Dataset items

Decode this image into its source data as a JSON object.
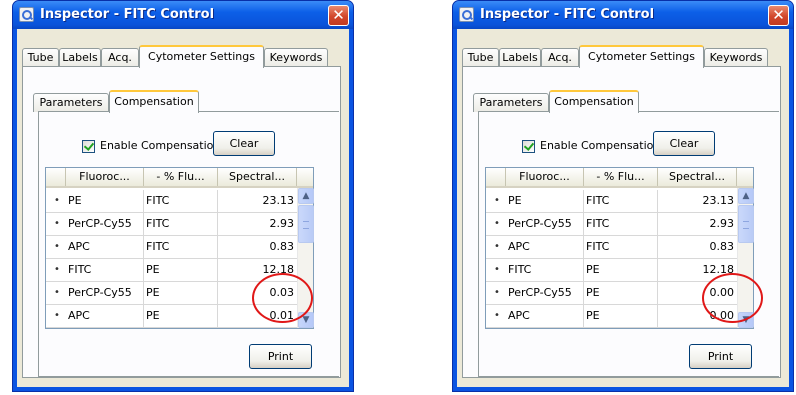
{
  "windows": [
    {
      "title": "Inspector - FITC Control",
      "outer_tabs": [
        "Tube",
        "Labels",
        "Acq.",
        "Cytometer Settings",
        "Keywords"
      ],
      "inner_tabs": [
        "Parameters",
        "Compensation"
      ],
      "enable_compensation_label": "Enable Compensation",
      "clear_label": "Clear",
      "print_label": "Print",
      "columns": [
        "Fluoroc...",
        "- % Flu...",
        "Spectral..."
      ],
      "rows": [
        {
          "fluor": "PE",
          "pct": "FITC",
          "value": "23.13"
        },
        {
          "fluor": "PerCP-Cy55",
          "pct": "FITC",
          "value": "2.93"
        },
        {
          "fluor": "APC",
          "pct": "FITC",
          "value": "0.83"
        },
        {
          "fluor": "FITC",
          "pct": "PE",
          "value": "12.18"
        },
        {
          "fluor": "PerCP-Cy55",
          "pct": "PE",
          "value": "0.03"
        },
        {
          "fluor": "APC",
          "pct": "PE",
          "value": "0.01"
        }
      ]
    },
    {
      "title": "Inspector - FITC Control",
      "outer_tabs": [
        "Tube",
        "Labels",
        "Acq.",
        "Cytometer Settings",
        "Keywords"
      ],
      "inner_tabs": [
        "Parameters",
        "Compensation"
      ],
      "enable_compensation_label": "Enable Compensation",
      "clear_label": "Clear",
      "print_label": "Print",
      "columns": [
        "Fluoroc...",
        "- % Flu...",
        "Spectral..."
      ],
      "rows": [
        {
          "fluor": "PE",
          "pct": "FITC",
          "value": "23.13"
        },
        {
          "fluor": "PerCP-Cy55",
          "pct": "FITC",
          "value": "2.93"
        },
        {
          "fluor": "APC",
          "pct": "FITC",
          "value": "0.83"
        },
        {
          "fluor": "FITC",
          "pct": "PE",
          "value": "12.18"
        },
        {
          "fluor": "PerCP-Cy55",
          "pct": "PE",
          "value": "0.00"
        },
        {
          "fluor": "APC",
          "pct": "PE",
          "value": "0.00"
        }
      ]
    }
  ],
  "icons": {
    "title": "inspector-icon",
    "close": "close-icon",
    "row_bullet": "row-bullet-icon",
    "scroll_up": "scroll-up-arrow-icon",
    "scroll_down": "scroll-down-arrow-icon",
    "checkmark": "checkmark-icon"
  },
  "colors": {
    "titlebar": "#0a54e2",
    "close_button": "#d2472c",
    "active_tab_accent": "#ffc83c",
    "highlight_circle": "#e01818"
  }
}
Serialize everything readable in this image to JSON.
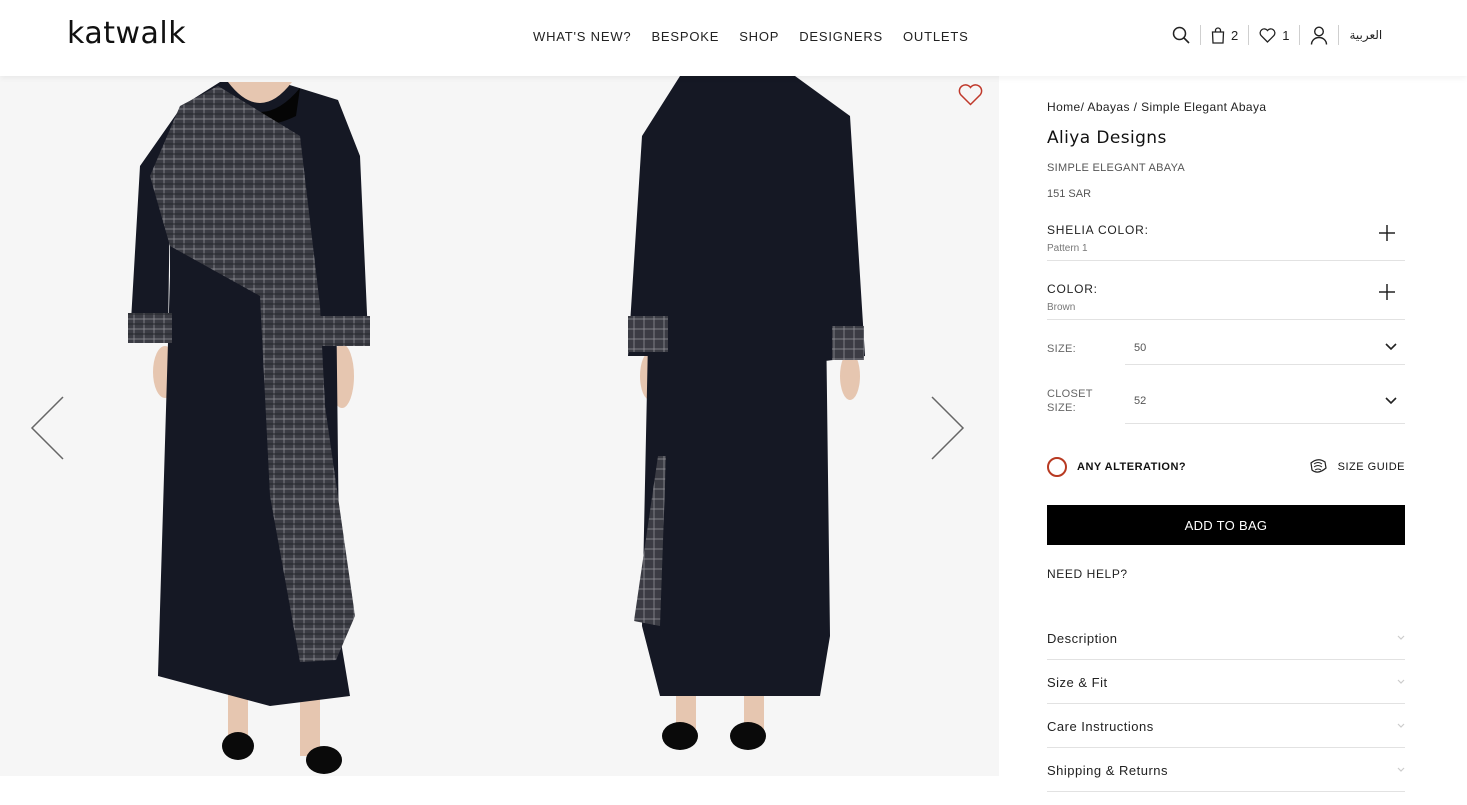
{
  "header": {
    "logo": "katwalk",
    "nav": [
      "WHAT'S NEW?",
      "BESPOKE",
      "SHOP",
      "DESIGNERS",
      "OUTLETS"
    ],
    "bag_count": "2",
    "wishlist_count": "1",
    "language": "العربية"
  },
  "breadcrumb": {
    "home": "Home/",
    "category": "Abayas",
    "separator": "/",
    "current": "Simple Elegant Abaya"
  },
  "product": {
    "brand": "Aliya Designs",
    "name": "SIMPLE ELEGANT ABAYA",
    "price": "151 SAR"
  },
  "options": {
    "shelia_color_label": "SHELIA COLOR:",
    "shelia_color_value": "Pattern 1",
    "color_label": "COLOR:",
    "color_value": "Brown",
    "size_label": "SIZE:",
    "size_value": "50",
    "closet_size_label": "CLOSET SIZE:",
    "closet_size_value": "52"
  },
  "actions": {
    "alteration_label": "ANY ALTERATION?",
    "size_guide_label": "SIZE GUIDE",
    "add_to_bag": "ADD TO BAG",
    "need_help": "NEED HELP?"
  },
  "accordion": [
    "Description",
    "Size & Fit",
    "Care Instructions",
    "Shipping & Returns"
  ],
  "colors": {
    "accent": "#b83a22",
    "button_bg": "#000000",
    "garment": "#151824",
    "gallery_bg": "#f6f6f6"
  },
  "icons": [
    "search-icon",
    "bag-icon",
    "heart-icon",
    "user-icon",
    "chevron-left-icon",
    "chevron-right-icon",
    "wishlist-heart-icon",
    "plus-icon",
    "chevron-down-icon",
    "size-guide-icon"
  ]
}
==
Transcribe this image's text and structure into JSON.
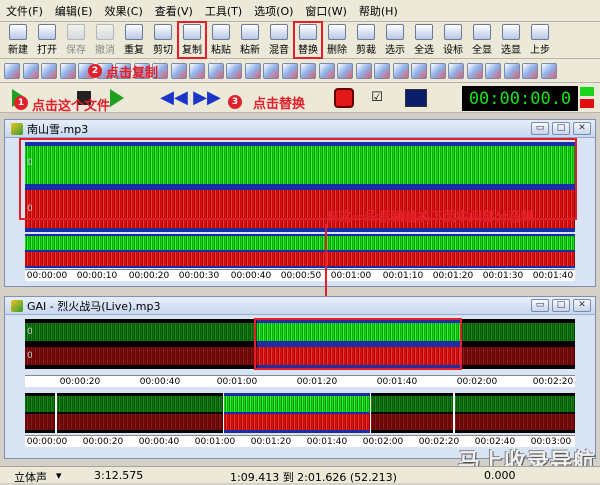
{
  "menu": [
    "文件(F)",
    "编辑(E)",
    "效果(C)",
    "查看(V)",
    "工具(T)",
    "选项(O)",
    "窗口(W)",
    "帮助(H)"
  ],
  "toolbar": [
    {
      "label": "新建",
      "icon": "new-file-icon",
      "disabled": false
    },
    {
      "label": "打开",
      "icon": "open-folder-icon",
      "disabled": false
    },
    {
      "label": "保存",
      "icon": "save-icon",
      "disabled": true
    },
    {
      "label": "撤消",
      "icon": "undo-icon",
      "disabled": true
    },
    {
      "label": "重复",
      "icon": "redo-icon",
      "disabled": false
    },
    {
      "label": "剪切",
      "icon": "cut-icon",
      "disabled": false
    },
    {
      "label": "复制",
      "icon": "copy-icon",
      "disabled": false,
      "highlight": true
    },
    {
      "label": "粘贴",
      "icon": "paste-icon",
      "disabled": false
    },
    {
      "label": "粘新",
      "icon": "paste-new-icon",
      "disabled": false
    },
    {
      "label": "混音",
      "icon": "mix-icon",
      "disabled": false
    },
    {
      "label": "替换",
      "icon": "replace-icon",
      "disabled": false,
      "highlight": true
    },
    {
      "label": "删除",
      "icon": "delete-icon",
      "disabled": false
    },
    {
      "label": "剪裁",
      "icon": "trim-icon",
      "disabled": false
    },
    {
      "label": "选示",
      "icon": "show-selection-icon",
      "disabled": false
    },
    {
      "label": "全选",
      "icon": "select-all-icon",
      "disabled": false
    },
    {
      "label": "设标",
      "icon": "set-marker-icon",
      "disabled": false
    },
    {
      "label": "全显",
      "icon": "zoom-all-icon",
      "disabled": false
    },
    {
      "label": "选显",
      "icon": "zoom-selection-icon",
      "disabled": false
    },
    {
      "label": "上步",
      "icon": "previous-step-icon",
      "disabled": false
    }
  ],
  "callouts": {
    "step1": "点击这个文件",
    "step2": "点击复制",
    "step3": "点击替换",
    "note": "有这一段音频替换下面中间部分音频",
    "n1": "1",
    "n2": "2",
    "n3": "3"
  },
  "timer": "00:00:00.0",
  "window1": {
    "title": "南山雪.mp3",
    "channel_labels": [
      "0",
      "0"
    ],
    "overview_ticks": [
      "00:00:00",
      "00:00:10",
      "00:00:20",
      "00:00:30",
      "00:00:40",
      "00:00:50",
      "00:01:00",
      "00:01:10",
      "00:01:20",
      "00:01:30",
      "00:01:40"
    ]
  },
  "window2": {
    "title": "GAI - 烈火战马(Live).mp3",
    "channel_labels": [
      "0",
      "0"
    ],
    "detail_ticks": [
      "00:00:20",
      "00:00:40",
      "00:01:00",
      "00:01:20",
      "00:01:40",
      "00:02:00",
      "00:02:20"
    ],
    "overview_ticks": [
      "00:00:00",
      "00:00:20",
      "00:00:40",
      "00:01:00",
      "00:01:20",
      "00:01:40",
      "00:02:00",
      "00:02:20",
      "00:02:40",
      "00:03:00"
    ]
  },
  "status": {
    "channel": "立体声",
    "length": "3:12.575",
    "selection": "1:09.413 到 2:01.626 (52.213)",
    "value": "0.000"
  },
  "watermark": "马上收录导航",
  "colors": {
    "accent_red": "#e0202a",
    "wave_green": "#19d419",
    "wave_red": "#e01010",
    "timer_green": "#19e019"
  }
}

* [Problem to solve]: Identify the lines in the entries above that contain "into", then copy them out.

* [Correct output]:
Decode this image into its source data as a JSON object.
Transcribe this image's text and structure into JSON.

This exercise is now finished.